Source:
# # #

= Cabinet of Ghana =

Executive of the government of Ghana

The Cabinet of Ghana is a key part of the Executive Branch of the Government of Ghana. The Cabinet members are appointed by the President and report to the President. The Cabinet is constituted in conformity with Article 76 (1) of the 1992 Constitution of Ghana. The Constitution enjoins the President to have a Cabinet of no fewer than 10 and not more than 19 ministers.

# # #

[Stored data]
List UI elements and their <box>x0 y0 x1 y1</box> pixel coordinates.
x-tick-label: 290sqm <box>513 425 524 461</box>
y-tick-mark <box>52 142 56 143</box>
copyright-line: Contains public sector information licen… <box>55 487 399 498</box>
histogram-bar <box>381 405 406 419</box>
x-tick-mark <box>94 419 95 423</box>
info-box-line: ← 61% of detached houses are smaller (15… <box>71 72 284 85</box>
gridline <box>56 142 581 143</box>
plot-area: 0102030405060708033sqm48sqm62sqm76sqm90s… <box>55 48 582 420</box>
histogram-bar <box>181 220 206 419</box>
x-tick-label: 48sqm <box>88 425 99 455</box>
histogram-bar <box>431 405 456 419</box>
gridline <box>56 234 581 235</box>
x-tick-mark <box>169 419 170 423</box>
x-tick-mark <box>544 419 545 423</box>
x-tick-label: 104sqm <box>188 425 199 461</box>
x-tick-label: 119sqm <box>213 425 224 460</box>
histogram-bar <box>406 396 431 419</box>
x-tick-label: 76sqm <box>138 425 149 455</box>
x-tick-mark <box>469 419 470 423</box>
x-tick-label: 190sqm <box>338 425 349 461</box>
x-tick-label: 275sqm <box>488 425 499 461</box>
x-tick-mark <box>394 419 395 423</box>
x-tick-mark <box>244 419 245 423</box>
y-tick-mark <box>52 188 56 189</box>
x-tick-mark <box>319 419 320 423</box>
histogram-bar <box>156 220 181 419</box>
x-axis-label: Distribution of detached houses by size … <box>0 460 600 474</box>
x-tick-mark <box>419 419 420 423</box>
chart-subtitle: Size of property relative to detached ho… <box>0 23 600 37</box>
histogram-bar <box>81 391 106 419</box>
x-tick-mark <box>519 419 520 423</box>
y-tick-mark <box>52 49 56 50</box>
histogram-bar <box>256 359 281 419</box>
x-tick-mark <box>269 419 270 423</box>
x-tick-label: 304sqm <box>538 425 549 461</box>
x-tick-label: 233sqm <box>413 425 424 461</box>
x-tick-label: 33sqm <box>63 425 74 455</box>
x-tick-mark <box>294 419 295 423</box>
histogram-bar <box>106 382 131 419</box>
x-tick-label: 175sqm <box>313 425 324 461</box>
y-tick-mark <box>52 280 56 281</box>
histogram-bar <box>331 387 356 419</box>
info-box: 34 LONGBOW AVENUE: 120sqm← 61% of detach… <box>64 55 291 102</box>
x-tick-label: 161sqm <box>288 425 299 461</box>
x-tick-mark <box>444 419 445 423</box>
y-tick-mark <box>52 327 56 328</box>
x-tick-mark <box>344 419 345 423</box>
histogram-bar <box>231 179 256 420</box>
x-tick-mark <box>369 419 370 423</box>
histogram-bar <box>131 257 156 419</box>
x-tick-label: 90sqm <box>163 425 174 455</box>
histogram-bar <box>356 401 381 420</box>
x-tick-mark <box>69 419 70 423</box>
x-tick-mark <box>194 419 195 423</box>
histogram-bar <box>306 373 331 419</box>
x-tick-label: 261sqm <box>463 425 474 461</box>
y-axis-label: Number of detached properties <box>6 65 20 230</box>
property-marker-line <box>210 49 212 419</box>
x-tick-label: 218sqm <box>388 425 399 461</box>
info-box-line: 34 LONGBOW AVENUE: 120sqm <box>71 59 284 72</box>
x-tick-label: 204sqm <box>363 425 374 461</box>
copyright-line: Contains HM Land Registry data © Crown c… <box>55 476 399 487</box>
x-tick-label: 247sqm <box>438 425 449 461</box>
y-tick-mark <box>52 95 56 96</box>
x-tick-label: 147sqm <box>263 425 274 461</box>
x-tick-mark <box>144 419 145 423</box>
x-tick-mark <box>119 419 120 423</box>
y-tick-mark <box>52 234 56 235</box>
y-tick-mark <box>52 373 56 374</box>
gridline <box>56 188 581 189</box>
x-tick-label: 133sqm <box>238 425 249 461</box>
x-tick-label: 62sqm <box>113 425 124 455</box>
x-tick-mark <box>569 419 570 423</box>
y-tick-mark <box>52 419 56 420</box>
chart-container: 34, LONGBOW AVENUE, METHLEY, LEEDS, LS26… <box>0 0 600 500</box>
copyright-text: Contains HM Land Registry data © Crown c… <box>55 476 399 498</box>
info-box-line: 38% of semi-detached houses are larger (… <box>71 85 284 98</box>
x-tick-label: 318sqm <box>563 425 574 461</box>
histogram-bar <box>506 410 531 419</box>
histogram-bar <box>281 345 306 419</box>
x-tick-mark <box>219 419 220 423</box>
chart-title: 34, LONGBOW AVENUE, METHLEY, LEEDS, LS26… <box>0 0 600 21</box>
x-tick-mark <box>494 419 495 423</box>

# # #

Directive:
In the text on the Cabinet of Ghana, how many ministers does the Constitution require the Cabinet to have? This material stands apart from the text on the Cabinet of Ghana.

Answer to this exercise:
No fewer than 10 and not more than 19 ministers.